> _Stated problem_: What follows is a set of entries. Repeat them exactly, but not their pictures.

> _Task inputs_:

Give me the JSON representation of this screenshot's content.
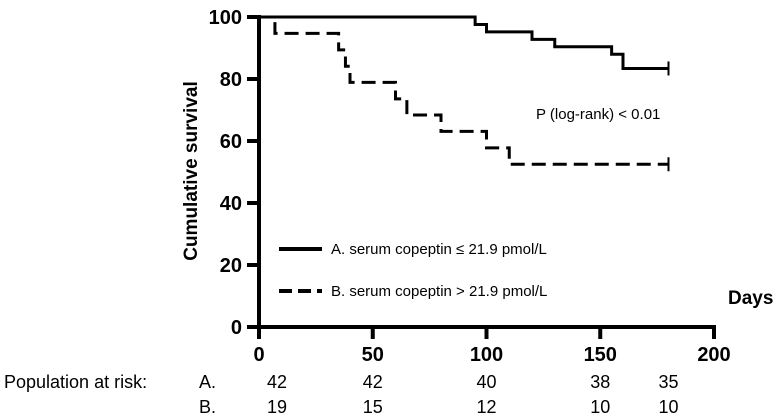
{
  "chart_data": {
    "type": "line",
    "title": "",
    "xlabel": "Days",
    "ylabel": "Cumulative survival",
    "xlim": [
      0,
      200
    ],
    "ylim": [
      0,
      100
    ],
    "x_ticks": [
      "0",
      "50",
      "100",
      "150",
      "200"
    ],
    "y_ticks": [
      "0",
      "20",
      "40",
      "60",
      "80",
      "100"
    ],
    "grid": false,
    "legend_position": "bottom-left",
    "annotation": "P  (log-rank) < 0.01",
    "series": [
      {
        "name": "A. serum copeptin ≤ 21.9 pmol/L",
        "style": "solid",
        "x": [
          0,
          90,
          95,
          100,
          120,
          130,
          155,
          160,
          180
        ],
        "y": [
          100,
          100,
          97.6,
          95.2,
          92.8,
          90.4,
          88.0,
          83.4,
          83.4
        ]
      },
      {
        "name": "B. serum copeptin > 21.9 pmol/L",
        "style": "dashed",
        "x": [
          0,
          7,
          35,
          38,
          40,
          60,
          65,
          80,
          100,
          110,
          180
        ],
        "y": [
          100,
          94.7,
          89.4,
          84.1,
          78.9,
          73.6,
          68.4,
          63.1,
          57.8,
          52.5,
          52.5
        ]
      }
    ],
    "risk_table": {
      "label": "Population at risk:",
      "times": [
        0,
        50,
        100,
        150,
        180
      ],
      "rows": [
        {
          "group": "A.",
          "values": [
            "42",
            "42",
            "40",
            "38",
            "35"
          ]
        },
        {
          "group": "B.",
          "values": [
            "19",
            "15",
            "12",
            "10",
            "10"
          ]
        }
      ]
    },
    "colors": {
      "line": "#000000",
      "axis": "#000000",
      "background": "#ffffff"
    }
  }
}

> _Right answer_:
Give me the JSON representation of this screenshot's content.
{
  "chart_data": {
    "type": "line",
    "title": "",
    "xlabel": "Days",
    "ylabel": "Cumulative survival",
    "xlim": [
      0,
      200
    ],
    "ylim": [
      0,
      100
    ],
    "x_ticks": [
      "0",
      "50",
      "100",
      "150",
      "200"
    ],
    "y_ticks": [
      "0",
      "20",
      "40",
      "60",
      "80",
      "100"
    ],
    "grid": false,
    "legend_position": "bottom-left",
    "annotation": "P  (log-rank) < 0.01",
    "series": [
      {
        "name": "A. serum copeptin ≤ 21.9 pmol/L",
        "style": "solid",
        "x": [
          0,
          90,
          95,
          100,
          120,
          130,
          155,
          160,
          180
        ],
        "y": [
          100,
          100,
          97.6,
          95.2,
          92.8,
          90.4,
          88.0,
          83.4,
          83.4
        ]
      },
      {
        "name": "B. serum copeptin > 21.9 pmol/L",
        "style": "dashed",
        "x": [
          0,
          7,
          35,
          38,
          40,
          60,
          65,
          80,
          100,
          110,
          180
        ],
        "y": [
          100,
          94.7,
          89.4,
          84.1,
          78.9,
          73.6,
          68.4,
          63.1,
          57.8,
          52.5,
          52.5
        ]
      }
    ],
    "risk_table": {
      "label": "Population at risk:",
      "times": [
        0,
        50,
        100,
        150,
        180
      ],
      "rows": [
        {
          "group": "A.",
          "values": [
            "42",
            "42",
            "40",
            "38",
            "35"
          ]
        },
        {
          "group": "B.",
          "values": [
            "19",
            "15",
            "12",
            "10",
            "10"
          ]
        }
      ]
    },
    "colors": {
      "line": "#000000",
      "axis": "#000000",
      "background": "#ffffff"
    }
  }
}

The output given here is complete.